# [DIRECTION]
Set out every line bearing the string "Principal".

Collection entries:
# # # #
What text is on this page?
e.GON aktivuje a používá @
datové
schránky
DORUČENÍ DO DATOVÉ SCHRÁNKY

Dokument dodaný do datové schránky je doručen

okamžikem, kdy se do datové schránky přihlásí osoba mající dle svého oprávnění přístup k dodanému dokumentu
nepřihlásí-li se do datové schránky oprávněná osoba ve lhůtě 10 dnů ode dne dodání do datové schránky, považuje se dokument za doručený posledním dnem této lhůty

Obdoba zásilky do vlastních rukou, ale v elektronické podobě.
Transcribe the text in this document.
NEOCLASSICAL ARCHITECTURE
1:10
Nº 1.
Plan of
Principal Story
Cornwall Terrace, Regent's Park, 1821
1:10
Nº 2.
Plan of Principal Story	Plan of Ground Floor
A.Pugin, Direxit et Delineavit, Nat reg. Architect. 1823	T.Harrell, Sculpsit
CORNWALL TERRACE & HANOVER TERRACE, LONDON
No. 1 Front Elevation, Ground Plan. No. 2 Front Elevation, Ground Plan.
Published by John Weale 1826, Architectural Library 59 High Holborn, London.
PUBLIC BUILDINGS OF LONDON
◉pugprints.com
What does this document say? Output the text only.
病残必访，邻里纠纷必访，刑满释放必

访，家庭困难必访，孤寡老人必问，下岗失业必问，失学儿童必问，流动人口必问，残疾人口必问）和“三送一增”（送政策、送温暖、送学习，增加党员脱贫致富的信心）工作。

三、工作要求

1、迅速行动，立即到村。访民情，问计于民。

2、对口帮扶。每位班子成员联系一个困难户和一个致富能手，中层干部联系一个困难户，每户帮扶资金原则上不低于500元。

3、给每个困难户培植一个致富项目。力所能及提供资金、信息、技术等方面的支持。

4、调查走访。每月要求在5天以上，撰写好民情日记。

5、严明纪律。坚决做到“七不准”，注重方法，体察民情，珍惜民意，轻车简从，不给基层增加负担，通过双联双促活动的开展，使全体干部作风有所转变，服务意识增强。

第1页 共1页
# # # #
# [EXERCISE RESULT]
Principal Story
Plan of Principal Story	Plan of Ground Floor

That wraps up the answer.